* _What is expected_: The answer should be a single number: how many lines of the entries below hold the word "normal".

* _Data records_:

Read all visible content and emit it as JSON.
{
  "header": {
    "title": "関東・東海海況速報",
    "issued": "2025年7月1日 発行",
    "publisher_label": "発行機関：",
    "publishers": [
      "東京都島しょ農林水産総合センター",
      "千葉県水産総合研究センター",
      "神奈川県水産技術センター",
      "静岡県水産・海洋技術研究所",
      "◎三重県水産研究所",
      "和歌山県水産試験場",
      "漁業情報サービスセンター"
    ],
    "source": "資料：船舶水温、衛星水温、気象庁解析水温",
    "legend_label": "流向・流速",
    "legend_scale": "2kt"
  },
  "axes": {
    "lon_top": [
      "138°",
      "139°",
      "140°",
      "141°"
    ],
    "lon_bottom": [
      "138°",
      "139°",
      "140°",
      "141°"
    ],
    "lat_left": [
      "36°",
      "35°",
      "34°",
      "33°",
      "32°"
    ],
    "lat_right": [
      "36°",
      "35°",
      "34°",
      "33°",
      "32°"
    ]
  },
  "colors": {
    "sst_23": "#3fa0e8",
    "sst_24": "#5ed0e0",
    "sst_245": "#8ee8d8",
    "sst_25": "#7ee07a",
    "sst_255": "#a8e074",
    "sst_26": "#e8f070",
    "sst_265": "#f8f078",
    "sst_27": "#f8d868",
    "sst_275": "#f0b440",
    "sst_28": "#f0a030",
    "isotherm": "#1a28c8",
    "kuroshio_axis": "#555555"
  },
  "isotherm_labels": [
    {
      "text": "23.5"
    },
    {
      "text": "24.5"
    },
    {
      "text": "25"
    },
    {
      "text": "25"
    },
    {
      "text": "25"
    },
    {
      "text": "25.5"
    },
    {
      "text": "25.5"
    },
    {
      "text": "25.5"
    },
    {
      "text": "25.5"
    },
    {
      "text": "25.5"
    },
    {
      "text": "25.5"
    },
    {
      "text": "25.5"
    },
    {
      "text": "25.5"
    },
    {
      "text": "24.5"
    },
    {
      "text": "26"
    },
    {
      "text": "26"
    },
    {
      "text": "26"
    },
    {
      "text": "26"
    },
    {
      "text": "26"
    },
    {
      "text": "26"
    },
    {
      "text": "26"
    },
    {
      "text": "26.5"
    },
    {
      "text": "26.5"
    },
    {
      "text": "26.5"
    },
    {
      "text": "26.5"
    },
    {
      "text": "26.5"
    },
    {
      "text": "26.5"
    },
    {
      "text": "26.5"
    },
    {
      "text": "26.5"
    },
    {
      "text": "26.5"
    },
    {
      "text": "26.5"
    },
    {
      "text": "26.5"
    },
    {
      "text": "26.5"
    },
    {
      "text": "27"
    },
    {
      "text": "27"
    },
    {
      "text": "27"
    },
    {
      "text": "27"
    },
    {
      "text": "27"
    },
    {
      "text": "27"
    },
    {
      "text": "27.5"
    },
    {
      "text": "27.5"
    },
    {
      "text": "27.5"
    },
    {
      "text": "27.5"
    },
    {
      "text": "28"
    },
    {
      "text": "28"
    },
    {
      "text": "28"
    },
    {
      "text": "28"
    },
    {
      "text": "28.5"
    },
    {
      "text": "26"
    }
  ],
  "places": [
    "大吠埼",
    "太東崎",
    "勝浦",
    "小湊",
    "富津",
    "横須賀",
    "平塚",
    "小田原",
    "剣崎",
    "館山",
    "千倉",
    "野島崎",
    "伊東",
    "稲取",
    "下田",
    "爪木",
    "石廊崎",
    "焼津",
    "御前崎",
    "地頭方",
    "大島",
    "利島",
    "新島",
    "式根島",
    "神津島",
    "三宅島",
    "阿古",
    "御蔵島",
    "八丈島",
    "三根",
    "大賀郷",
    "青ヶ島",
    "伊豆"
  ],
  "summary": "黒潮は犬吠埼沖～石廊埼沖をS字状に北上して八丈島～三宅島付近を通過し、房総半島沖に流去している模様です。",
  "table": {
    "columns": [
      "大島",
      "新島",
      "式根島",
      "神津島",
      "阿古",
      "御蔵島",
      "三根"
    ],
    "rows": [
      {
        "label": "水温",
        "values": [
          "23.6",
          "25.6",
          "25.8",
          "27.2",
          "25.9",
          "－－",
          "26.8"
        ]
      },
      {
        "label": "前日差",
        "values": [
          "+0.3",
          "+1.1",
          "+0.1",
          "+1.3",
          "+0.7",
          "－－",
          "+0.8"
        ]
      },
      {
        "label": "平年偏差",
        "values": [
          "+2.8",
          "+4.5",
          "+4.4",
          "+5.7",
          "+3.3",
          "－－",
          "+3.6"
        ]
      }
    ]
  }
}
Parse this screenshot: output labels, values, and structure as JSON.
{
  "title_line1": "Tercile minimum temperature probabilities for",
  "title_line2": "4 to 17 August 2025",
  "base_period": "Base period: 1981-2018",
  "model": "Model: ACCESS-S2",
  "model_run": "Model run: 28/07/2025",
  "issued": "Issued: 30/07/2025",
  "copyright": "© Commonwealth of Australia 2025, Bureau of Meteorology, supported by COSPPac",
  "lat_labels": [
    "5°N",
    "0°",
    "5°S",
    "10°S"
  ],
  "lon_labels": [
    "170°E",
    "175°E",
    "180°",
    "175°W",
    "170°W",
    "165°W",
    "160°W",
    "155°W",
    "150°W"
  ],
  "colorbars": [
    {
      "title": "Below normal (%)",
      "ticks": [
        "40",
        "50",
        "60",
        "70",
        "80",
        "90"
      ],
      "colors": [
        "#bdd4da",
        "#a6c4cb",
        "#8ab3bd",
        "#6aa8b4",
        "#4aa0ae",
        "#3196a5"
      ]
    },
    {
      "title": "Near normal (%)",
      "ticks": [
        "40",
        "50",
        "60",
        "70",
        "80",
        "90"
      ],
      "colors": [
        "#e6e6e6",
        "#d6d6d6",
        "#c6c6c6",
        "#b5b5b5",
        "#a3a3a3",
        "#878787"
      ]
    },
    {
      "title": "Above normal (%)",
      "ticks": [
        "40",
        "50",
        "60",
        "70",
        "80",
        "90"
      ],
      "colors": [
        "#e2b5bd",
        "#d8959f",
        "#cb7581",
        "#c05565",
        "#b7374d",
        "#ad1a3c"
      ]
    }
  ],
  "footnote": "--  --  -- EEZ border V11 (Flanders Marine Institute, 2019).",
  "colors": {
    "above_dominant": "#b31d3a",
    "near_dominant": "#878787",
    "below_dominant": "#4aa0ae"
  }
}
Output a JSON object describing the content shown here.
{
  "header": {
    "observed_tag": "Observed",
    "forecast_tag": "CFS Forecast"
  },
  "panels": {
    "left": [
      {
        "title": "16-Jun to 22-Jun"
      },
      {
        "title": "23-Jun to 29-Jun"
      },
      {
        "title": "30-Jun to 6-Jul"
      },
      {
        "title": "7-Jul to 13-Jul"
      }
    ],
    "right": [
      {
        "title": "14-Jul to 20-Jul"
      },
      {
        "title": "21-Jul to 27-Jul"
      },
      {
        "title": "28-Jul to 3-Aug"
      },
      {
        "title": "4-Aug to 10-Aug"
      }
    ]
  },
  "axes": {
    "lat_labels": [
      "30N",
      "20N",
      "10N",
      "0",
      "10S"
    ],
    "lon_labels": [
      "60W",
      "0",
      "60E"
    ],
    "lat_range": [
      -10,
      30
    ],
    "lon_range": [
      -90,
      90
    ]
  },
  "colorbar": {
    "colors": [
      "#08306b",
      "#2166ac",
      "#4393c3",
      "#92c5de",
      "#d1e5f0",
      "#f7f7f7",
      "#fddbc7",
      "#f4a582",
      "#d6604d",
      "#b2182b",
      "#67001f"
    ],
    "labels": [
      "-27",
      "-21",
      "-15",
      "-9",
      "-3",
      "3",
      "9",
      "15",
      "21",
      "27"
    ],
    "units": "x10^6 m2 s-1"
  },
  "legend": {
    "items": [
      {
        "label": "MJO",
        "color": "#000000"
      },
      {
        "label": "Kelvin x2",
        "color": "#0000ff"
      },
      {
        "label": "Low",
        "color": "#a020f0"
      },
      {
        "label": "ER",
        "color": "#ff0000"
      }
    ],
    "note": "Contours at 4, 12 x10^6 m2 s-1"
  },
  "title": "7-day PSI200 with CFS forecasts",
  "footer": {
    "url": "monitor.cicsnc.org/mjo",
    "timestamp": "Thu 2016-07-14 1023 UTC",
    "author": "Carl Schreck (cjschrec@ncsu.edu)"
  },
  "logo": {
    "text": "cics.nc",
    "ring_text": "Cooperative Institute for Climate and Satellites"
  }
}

* _Completed task_: 3